[INFORMATION SHOWN]

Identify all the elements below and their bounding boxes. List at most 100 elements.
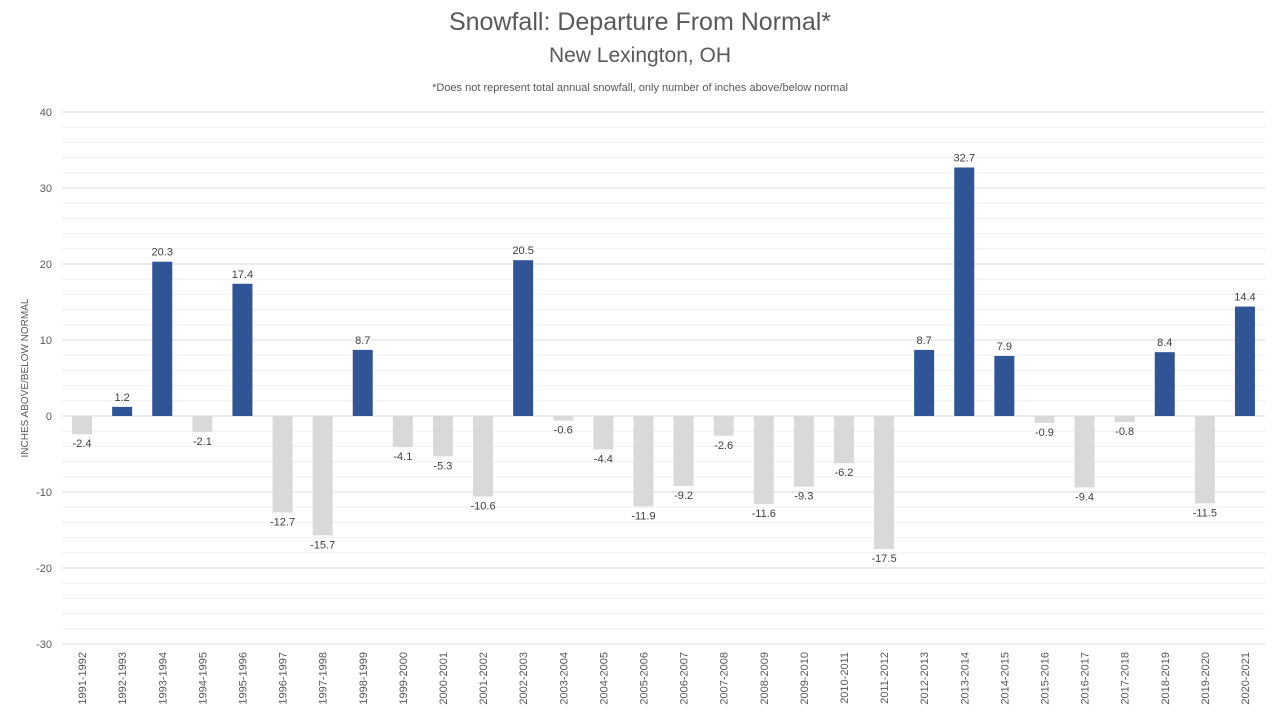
- bar: [192, 416, 213, 432]
- data-label: -4.1: [393, 451, 412, 463]
- data-label: 8.4: [1157, 337, 1172, 349]
- bar: [793, 416, 814, 487]
- x-tick-label: 2018-2019: [1160, 652, 1172, 705]
- data-label: 17.4: [232, 269, 253, 281]
- bar: [1074, 416, 1095, 488]
- bar: [272, 416, 293, 513]
- chart-subtitle: New Lexington, OH: [548, 44, 732, 67]
- x-tick-label: 2016-2017: [1080, 652, 1092, 705]
- bar: [874, 416, 895, 549]
- data-label: 8.7: [917, 335, 932, 347]
- y-tick-label: 10: [40, 335, 52, 347]
- bar: [673, 416, 694, 486]
- data-label: -0.6: [554, 425, 573, 437]
- y-tick-label: -20: [36, 563, 52, 575]
- bar: [753, 416, 774, 505]
- data-label: -2.1: [193, 436, 212, 448]
- data-label: -4.4: [594, 453, 613, 465]
- data-label: -9.3: [794, 491, 813, 503]
- bar: [432, 416, 453, 457]
- x-tick-label: 1996-1997: [278, 652, 290, 705]
- x-tick-label: 2003-2004: [558, 652, 570, 705]
- data-label: -11.5: [1193, 507, 1217, 519]
- data-label: -9.4: [1075, 491, 1094, 503]
- x-tick-label: 2010-2011: [839, 652, 851, 704]
- x-tick-label: 2006-2007: [679, 652, 691, 705]
- data-label: 20.5: [512, 245, 533, 257]
- bar: [954, 167, 975, 416]
- bar: [914, 349, 935, 416]
- bar: [513, 260, 534, 416]
- data-label: -17.5: [872, 553, 897, 565]
- x-tick-label: 2004-2005: [598, 652, 610, 705]
- data-label: 14.4: [1234, 292, 1255, 304]
- bar: [312, 416, 333, 536]
- y-tick-label: 30: [40, 183, 52, 195]
- data-label: 32.7: [954, 152, 975, 164]
- bar: [232, 283, 253, 416]
- x-tick-label: 1999-2000: [398, 652, 410, 705]
- x-tick-label: 2002-2003: [518, 652, 530, 705]
- data-label: -2.6: [714, 440, 733, 452]
- x-tick-label: 2005-2006: [638, 652, 650, 705]
- data-label: 20.3: [152, 247, 173, 259]
- bar: [994, 355, 1015, 416]
- data-label: -11.9: [631, 510, 655, 522]
- y-tick-label: 40: [40, 107, 52, 119]
- x-tick-label: 1997-1998: [318, 652, 330, 705]
- data-label: 7.9: [997, 341, 1012, 353]
- x-tick-label: 2014-2015: [999, 652, 1011, 705]
- x-tick-label: 1998-1999: [358, 652, 370, 705]
- y-tick-label: 0: [46, 411, 52, 423]
- bar: [1034, 416, 1055, 423]
- chart-title: Snowfall: Departure From Normal*: [448, 8, 832, 36]
- x-tick-label: 2012-2013: [919, 652, 931, 705]
- x-tick-label: 2013-2014: [959, 652, 971, 705]
- data-label: -10.6: [471, 501, 496, 513]
- data-label: -15.7: [310, 539, 335, 551]
- x-tick-label: 1992-1993: [117, 652, 129, 705]
- bar: [112, 406, 133, 416]
- bar: [1194, 416, 1215, 504]
- x-tick-label: 1995-1996: [237, 652, 249, 705]
- x-tick-label: 2008-2009: [759, 652, 771, 705]
- data-label: -2.4: [73, 438, 92, 450]
- bar: [593, 416, 614, 450]
- x-tick-label: 2020-2021: [1240, 652, 1252, 705]
- x-tick-label: 2017-2018: [1120, 652, 1132, 705]
- bar: [1234, 306, 1255, 416]
- y-axis-title: INCHES ABOVE/BELOW NORMAL: [20, 298, 31, 457]
- x-tick-label: 2000-2001: [438, 652, 450, 705]
- chart-note: *Does not represent total annual snowfal…: [432, 82, 848, 94]
- bar: [72, 416, 93, 435]
- y-tick-label: 20: [40, 259, 52, 271]
- x-tick-label: 2001-2002: [478, 652, 490, 705]
- bar: [152, 261, 173, 416]
- data-label: -5.3: [433, 460, 452, 472]
- x-tick-label: 2009-2010: [799, 652, 811, 705]
- bar: [833, 416, 854, 464]
- data-label: -0.8: [1115, 426, 1134, 438]
- bar: [633, 416, 654, 507]
- y-tick-label: -10: [36, 487, 52, 499]
- x-tick-label: 2007-2008: [719, 652, 731, 705]
- x-tick-label: 1991-1992: [77, 652, 89, 705]
- x-tick-label: 2019-2020: [1200, 652, 1212, 705]
- bar: [392, 416, 413, 448]
- bar: [1114, 416, 1135, 423]
- data-label: -0.9: [1035, 427, 1054, 439]
- data-label: -12.7: [270, 517, 295, 529]
- bar: [473, 416, 494, 497]
- data-label: -11.6: [752, 508, 776, 520]
- data-label: -9.2: [674, 490, 693, 502]
- bar: [553, 416, 574, 421]
- x-tick-label: 2011-2012: [879, 652, 891, 704]
- x-tick-label: 1994-1995: [197, 652, 209, 705]
- x-tick-label: 2015-2016: [1039, 652, 1051, 705]
- data-label: 8.7: [355, 335, 370, 347]
- x-tick-label: 1993-1994: [157, 652, 169, 705]
- y-tick-label: -30: [36, 639, 52, 651]
- bar: [713, 416, 734, 436]
- bar: [1154, 352, 1175, 416]
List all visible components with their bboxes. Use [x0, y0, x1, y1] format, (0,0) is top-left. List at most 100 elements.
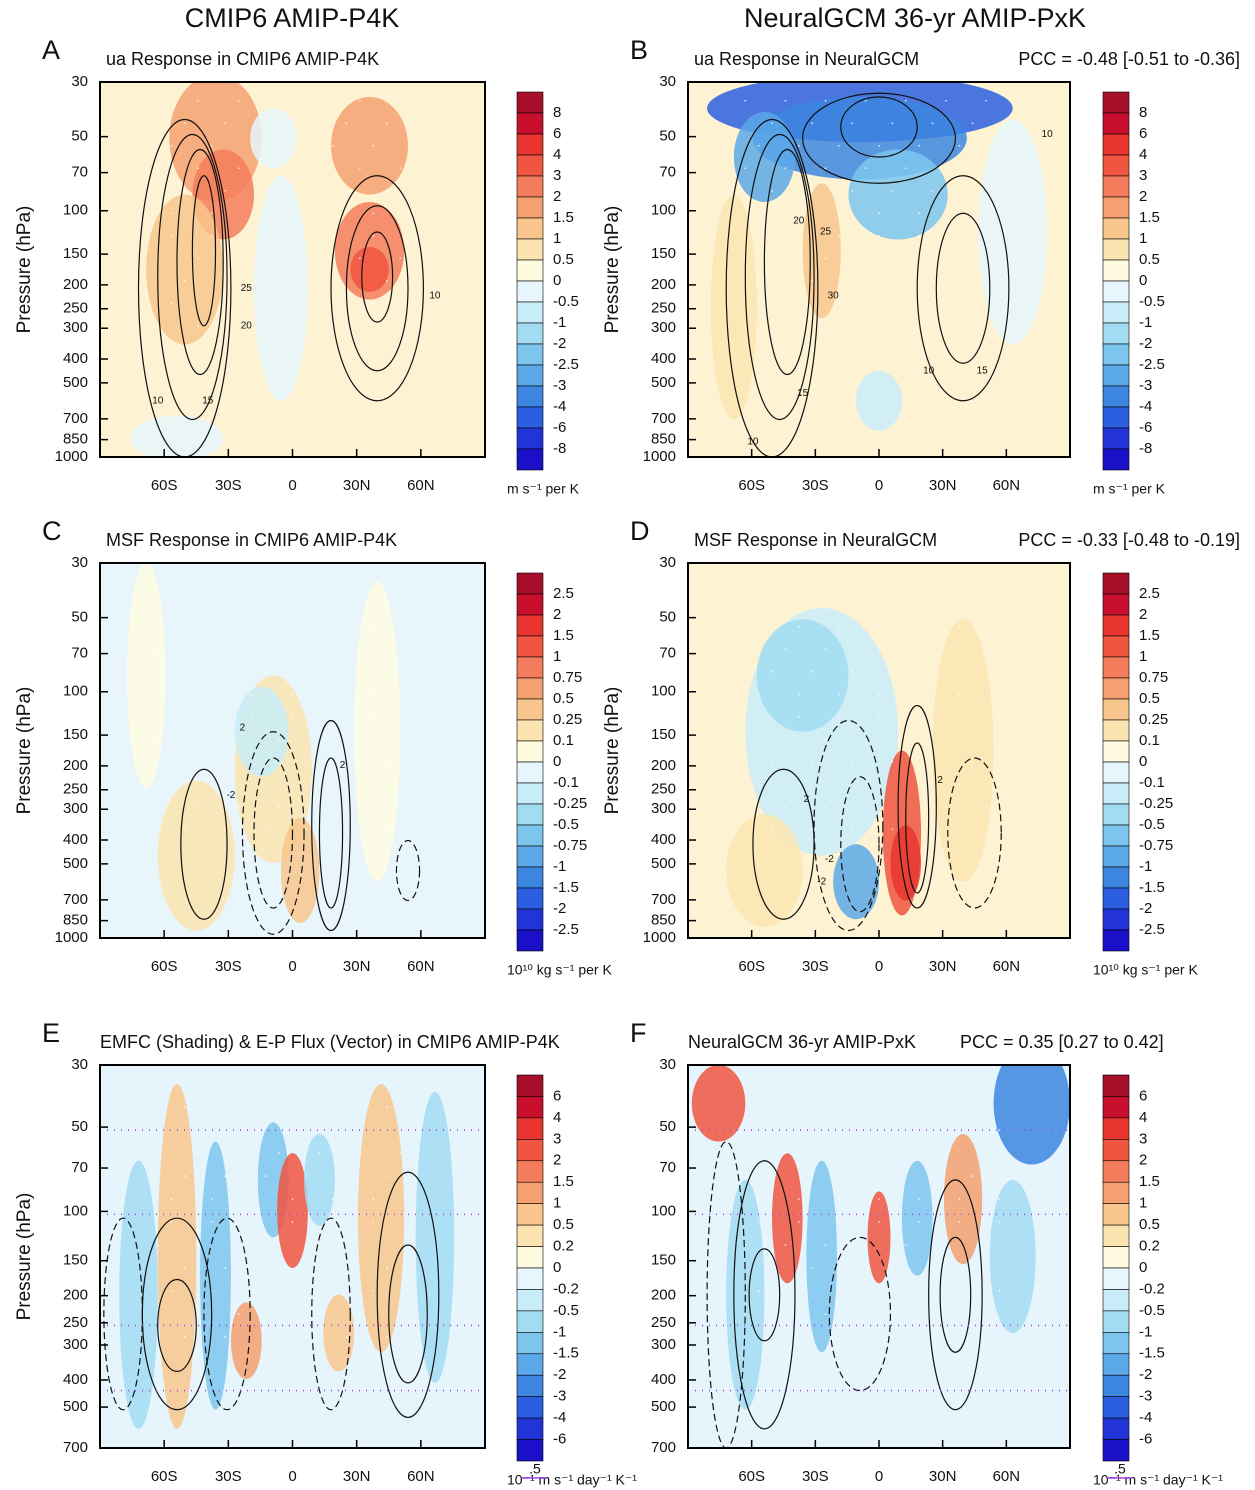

[YOUR TASK]
Rewrite the part of the records that opens with the line containing "- bar: [192, 416, 213, 432]" and closes with the line containing "- y-tick-label: 40: [40, 107, 52, 119]", swapping "data-label" for "value-label" and leaving everything else unchanged.

[FINAL ANSWER]
- bar: [192, 416, 213, 432]
- value-label: -4.1: [393, 451, 412, 463]
- value-label: 8.4: [1157, 337, 1172, 349]
- bar: [793, 416, 814, 487]
- x-tick-label: 2018-2019: [1160, 652, 1172, 705]
- value-label: 17.4: [232, 269, 253, 281]
- bar: [1074, 416, 1095, 488]
- bar: [272, 416, 293, 513]
- chart-subtitle: New Lexington, OH: [548, 44, 732, 67]
- x-tick-label: 2016-2017: [1080, 652, 1092, 705]
- bar: [874, 416, 895, 549]
- value-label: 8.7: [917, 335, 932, 347]
- y-tick-label: 10: [40, 335, 52, 347]
- bar: [673, 416, 694, 486]
- value-label: -0.6: [554, 425, 573, 437]
- y-tick-label: -20: [36, 563, 52, 575]
- bar: [753, 416, 774, 505]
- value-label: -2.1: [193, 436, 212, 448]
- value-label: -4.4: [594, 453, 613, 465]
- value-label: -9.3: [794, 491, 813, 503]
- bar: [432, 416, 453, 457]
- x-tick-label: 1996-1997: [278, 652, 290, 705]
- x-tick-label: 2003-2004: [558, 652, 570, 705]
- value-label: -11.5: [1193, 507, 1217, 519]
- value-label: -9.4: [1075, 491, 1094, 503]
- x-tick-label: 2010-2011: [839, 652, 851, 704]
- x-tick-label: 2006-2007: [679, 652, 691, 705]
- value-label: 20.5: [512, 245, 533, 257]
- bar: [954, 167, 975, 416]
- bar: [914, 349, 935, 416]
- bar: [513, 260, 534, 416]
- value-label: -17.5: [872, 553, 897, 565]
- x-tick-label: 2004-2005: [598, 652, 610, 705]
- value-label: 14.4: [1234, 292, 1255, 304]
- bar: [312, 416, 333, 536]
- y-tick-label: 30: [40, 183, 52, 195]
- value-label: 32.7: [954, 152, 975, 164]
- bar: [232, 283, 253, 416]
- x-tick-label: 1999-2000: [398, 652, 410, 705]
- x-tick-label: 2002-2003: [518, 652, 530, 705]
- value-label: -2.6: [714, 440, 733, 452]
- x-tick-label: 2005-2006: [638, 652, 650, 705]
- value-label: 20.3: [152, 247, 173, 259]
- bar: [994, 355, 1015, 416]
- value-label: -11.9: [631, 510, 655, 522]
- y-tick-label: 40: [40, 107, 52, 119]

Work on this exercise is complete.